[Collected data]
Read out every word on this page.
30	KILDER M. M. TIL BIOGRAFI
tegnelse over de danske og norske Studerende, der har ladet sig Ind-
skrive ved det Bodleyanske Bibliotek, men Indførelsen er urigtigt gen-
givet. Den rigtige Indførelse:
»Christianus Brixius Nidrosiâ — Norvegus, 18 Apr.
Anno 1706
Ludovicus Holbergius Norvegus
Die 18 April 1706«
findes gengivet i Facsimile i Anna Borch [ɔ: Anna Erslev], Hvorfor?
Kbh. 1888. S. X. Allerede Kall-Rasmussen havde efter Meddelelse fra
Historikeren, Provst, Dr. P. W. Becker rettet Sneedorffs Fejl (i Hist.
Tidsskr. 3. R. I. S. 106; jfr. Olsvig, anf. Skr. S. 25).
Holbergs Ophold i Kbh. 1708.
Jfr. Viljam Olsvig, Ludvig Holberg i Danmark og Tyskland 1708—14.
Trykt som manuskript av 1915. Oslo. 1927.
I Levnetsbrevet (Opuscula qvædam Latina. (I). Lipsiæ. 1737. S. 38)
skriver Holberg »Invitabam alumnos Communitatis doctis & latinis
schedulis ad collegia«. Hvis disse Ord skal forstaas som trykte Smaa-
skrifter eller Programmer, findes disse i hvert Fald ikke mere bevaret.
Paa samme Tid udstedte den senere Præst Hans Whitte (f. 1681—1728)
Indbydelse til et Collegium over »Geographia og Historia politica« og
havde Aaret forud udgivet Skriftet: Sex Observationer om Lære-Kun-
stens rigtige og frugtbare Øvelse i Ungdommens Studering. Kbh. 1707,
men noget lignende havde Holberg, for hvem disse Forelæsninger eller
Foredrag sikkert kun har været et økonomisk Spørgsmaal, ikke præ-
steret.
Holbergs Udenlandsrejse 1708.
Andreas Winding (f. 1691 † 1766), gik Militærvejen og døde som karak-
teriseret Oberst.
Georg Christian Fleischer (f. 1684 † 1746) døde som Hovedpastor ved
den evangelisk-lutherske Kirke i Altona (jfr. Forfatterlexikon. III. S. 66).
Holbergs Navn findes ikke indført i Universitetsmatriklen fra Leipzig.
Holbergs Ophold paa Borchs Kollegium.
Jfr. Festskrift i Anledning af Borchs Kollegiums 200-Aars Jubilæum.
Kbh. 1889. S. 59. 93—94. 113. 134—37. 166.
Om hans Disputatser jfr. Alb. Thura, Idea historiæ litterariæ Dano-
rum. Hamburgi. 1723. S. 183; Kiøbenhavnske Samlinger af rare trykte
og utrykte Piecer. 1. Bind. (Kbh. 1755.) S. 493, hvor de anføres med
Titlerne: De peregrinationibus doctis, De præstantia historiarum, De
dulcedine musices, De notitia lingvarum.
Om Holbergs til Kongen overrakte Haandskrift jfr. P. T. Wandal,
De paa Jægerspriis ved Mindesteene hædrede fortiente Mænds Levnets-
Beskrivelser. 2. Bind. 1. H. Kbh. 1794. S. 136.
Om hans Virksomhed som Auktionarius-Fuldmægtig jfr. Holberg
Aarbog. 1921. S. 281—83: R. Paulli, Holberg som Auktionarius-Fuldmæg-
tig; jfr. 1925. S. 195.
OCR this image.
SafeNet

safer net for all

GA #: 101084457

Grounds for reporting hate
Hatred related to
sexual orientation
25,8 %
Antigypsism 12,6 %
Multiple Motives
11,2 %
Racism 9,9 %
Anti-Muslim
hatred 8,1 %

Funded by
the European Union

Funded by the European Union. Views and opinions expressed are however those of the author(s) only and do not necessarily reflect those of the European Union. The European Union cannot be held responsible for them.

Directions for this task: Report only how many lines in the listing contain the string "European".

Solution to this task: 2